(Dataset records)
⟨

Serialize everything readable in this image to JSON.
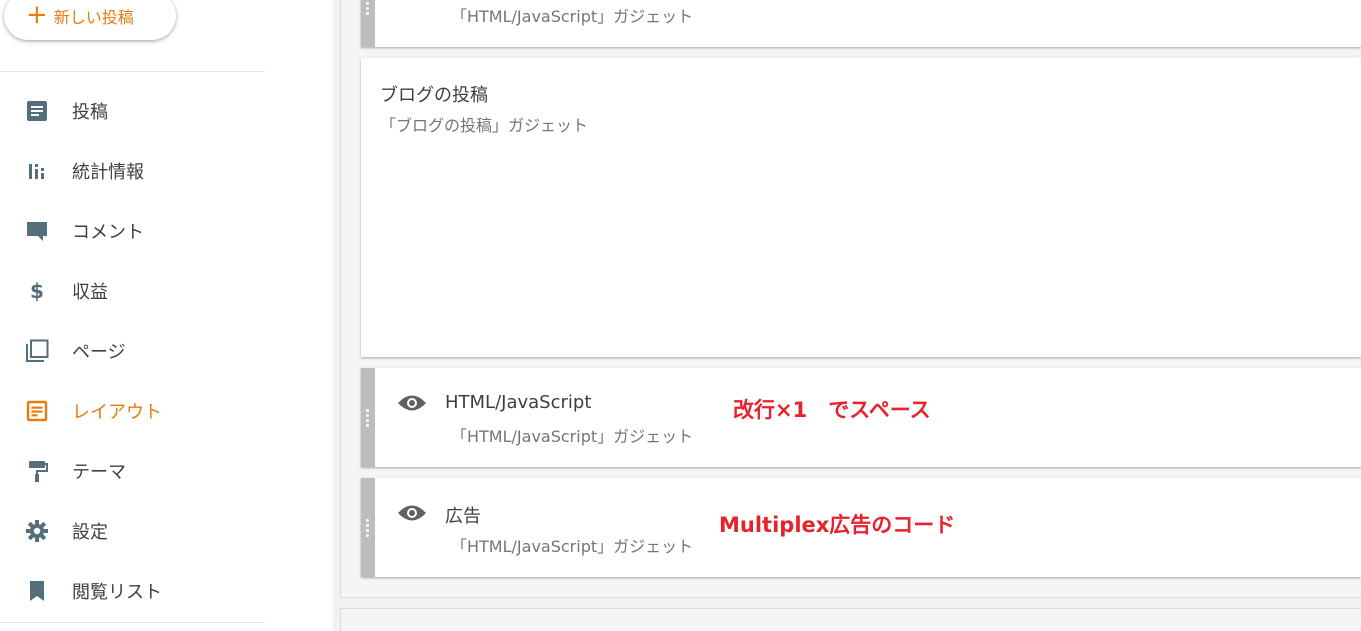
{
  "sidebar": {
    "new_post_label": "新しい投稿",
    "items": [
      {
        "label": "投稿",
        "icon": "posts-icon"
      },
      {
        "label": "統計情報",
        "icon": "stats-icon"
      },
      {
        "label": "コメント",
        "icon": "comment-icon"
      },
      {
        "label": "収益",
        "icon": "dollar-icon"
      },
      {
        "label": "ページ",
        "icon": "pages-icon"
      },
      {
        "label": "レイアウト",
        "icon": "layout-icon",
        "active": true
      },
      {
        "label": "テーマ",
        "icon": "paint-roller-icon"
      },
      {
        "label": "設定",
        "icon": "gear-icon"
      },
      {
        "label": "閲覧リスト",
        "icon": "bookmark-icon"
      }
    ]
  },
  "gadgets": [
    {
      "title": "",
      "subtitle": "「HTML/JavaScript」ガジェット"
    },
    {
      "title": "ブログの投稿",
      "subtitle": "「ブログの投稿」ガジェット"
    },
    {
      "title": "HTML/JavaScript",
      "subtitle": "「HTML/JavaScript」ガジェット"
    },
    {
      "title": "広告",
      "subtitle": "「HTML/JavaScript」ガジェット"
    }
  ],
  "annotations": {
    "note1": "改行×1　でスペース",
    "note2": "Multiplex広告のコード"
  },
  "colors": {
    "accent": "#e67c0f",
    "icon": "#546e7a",
    "annotation": "#e8212b",
    "handle": "#bdbdbd"
  }
}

⟩

> [Your task]
Choose all lines containing the string "ブログの投稿" and copy them out.

> [Exercise result]
      "title": "ブログの投稿",
      "subtitle": "「ブログの投稿」ガジェット"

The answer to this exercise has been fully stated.